WORK INSTRUCTIONS
1. List every path pattern shown in the xmllens page's table of supported patterns, each with its description.
2. In the xmllens page, what default value does compare_xml set for the epsilon parameter?

GIVEN PASSAGE
------------------------------------

Skip to main content

A lightweight library to compare XML documents with tolerance and ignore rules.

Project description

xmllens

Deep structural comparison for XML documents with per-path numeric tolerance and XPath-like targeting.

Overview

xmllens is a lightweight Python library for comparing two XML documents with fine-grained tolerance control.

It supports:

  • ✅ Global absolute (abs_tol) and relative (rel_tol) numeric tolerances
  • ✅ Per-path tolerance overrides via XPath-like expressions
  • ✅ Ignoring volatile or irrelevant XML elements
  • ✅ Detailed debug logs that explain why two XMLs differ

It’s ideal for comparing configuration files, XML-based API payloads, or serialized data models where small numeric drifts are expected.

Installation

pip install xmllens

Supported Path Patterns

xmllens implements a simplified subset of XPath syntax:

Pattern Description
/a/b/c Exact element path
/items/item[1]/price Specific index
/items/*/price Any element name
//price Recursive descent
/root/* Wildcard for any child element

Full API

compare_xml(
    xml_a: str,
    xml_b: str,
    *,
    ignore_paths: list[str] = None,
    abs_tol: float = 0.0,
    rel_tol: float = 0.0,
    abs_tol_paths: dict[str, float] = None,
    rel_tol_paths: dict[str, float] = None,
    epsilon: float = 1e-12,
    show_debug: bool = False,
) -> bool
Parameter Description
xml_a, xml_b XML documents as strings
ignore_paths XPath-like patterns to skip during comparison
abs_tol Global absolute numeric tolerance
rel_tol Global relative numeric tolerance
abs_tol_paths Per-path absolute tolerances
rel_tol_paths Per-path relative tolerances
epsilon Small float to absorb FP rounding errors
show_debug Enable detailed comparison logs

Examples

from xmllens import compare_xml

xml1 = "<sensor><temp>21.5</temp><humidity>48.0</humidity></sensor>"

------------------------------------

DATA SECTION

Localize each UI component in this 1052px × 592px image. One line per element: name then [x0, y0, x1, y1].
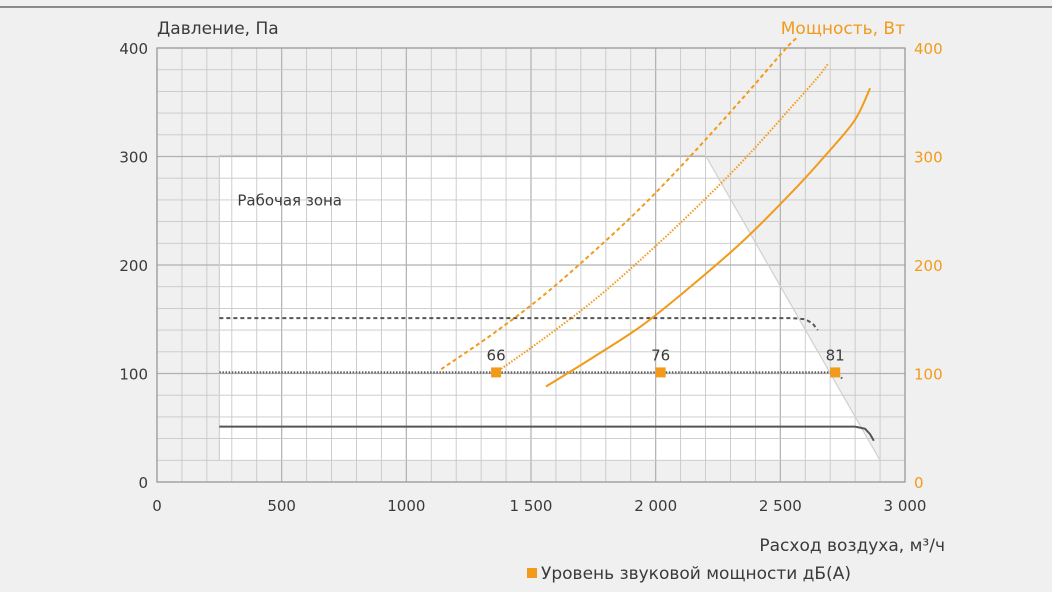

------------------------------------

ANSWERS BELOW
1.
- /a/b/c: Exact element path
- /items/item[1]/price: Specific index
- /items/*/price: Any element name
- //price: Recursive descent
- /root/*: Wildcard for any child element

2. 1e-12